» **Data records**
____________

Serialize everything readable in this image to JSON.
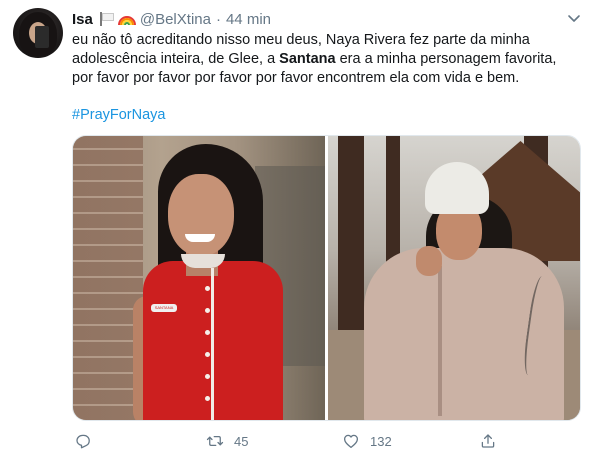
{
  "tweet": {
    "display_name": "Isa",
    "handle": "@BelXtina",
    "separator": "·",
    "timestamp": "44 min",
    "text_lines": [
      "eu não tô acreditando nisso meu deus, Naya Rivera fez parte da minha",
      "adolescência inteira, de Glee, a ",
      "Santana",
      " era a minha personagem favorita,",
      "por favor por favor por favor por favor encontrem ela com vida e bem."
    ],
    "hashtag": "#PrayForNaya",
    "emojis": [
      "white-flag-icon",
      "rainbow-icon"
    ],
    "photo_left_badge": "SANTANA",
    "actions": {
      "reply_icon": "reply-icon",
      "retweet_icon": "retweet-icon",
      "retweet_count": "45",
      "like_icon": "heart-icon",
      "like_count": "132",
      "share_icon": "share-icon"
    }
  },
  "colors": {
    "text": "#14171a",
    "secondary": "#657786",
    "link": "#1b95e0"
  }
}
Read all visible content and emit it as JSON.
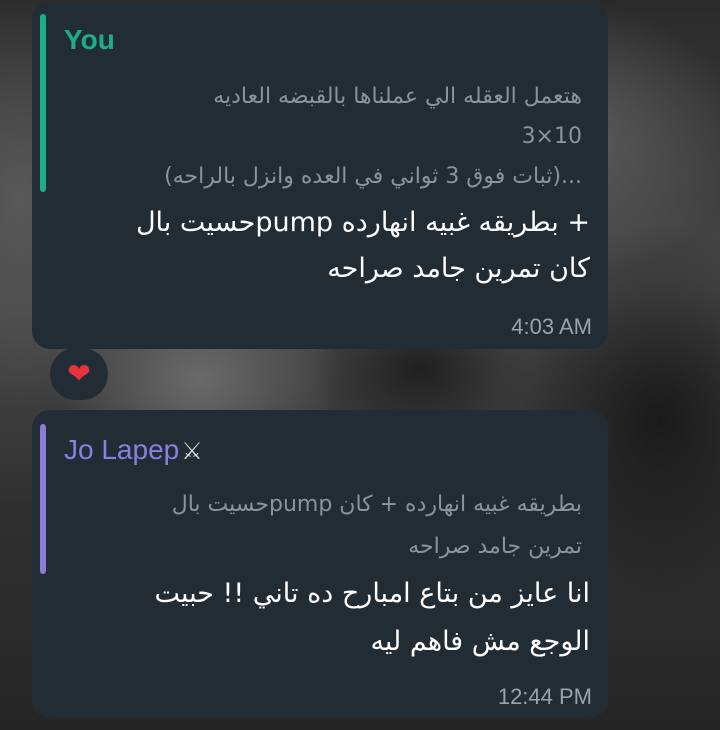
{
  "messages": [
    {
      "reply_to": {
        "author": "You",
        "lines": [
          "هتعمل العقله الي عملناها بالقبضه العاديه",
          "3×10",
          "(ثبات فوق 3 ثواني في العده وانزل بالراحه)..."
        ]
      },
      "text_lines": [
        "حسيت بالpump بطريقه غبيه انهارده +",
        "كان تمرين جامد صراحه"
      ],
      "time": "4:03 AM",
      "reaction": "❤"
    },
    {
      "reply_to": {
        "author": "Jo Lapep",
        "author_badge": "⚔",
        "lines": [
          "حسيت بالpump بطريقه غبيه انهارده + كان",
          "تمرين جامد صراحه"
        ]
      },
      "text_lines": [
        "انا عايز من بتاع امبارح ده تاني !! حبيت",
        "الوجع مش فاهم ليه"
      ],
      "time": "12:44 PM"
    }
  ],
  "colors": {
    "bubble": "#222c35",
    "reply_you": "#1bae8a",
    "reply_other": "#8a7bd6",
    "heart": "#e8323c"
  }
}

____________

» **What the task requires**
Reproduce the records above exactly, leaving out every picture they contain.

» **Solution to this exercise**
Serialize everything readable in this image to JSON.
{
  "tweet": {
    "display_name": "Isa",
    "handle": "@BelXtina",
    "separator": "·",
    "timestamp": "44 min",
    "text_lines": [
      "eu não tô acreditando nisso meu deus, Naya Rivera fez parte da minha",
      "adolescência inteira, de Glee, a ",
      "Santana",
      " era a minha personagem favorita,",
      "por favor por favor por favor por favor encontrem ela com vida e bem."
    ],
    "hashtag": "#PrayForNaya",
    "emojis": [
      "white-flag-icon",
      "rainbow-icon"
    ],
    "photo_left_badge": "SANTANA",
    "actions": {
      "reply_icon": "reply-icon",
      "retweet_icon": "retweet-icon",
      "retweet_count": "45",
      "like_icon": "heart-icon",
      "like_count": "132",
      "share_icon": "share-icon"
    }
  },
  "colors": {
    "text": "#14171a",
    "secondary": "#657786",
    "link": "#1b95e0"
  }
}
Read all visible content and emit it as JSON.
{
  "messages": [
    {
      "reply_to": {
        "author": "You",
        "lines": [
          "هتعمل العقله الي عملناها بالقبضه العاديه",
          "3×10",
          "(ثبات فوق 3 ثواني في العده وانزل بالراحه)..."
        ]
      },
      "text_lines": [
        "حسيت بالpump بطريقه غبيه انهارده +",
        "كان تمرين جامد صراحه"
      ],
      "time": "4:03 AM",
      "reaction": "❤"
    },
    {
      "reply_to": {
        "author": "Jo Lapep",
        "author_badge": "⚔",
        "lines": [
          "حسيت بالpump بطريقه غبيه انهارده + كان",
          "تمرين جامد صراحه"
        ]
      },
      "text_lines": [
        "انا عايز من بتاع امبارح ده تاني !! حبيت",
        "الوجع مش فاهم ليه"
      ],
      "time": "12:44 PM"
    }
  ],
  "colors": {
    "bubble": "#222c35",
    "reply_you": "#1bae8a",
    "reply_other": "#8a7bd6",
    "heart": "#e8323c"
  }
}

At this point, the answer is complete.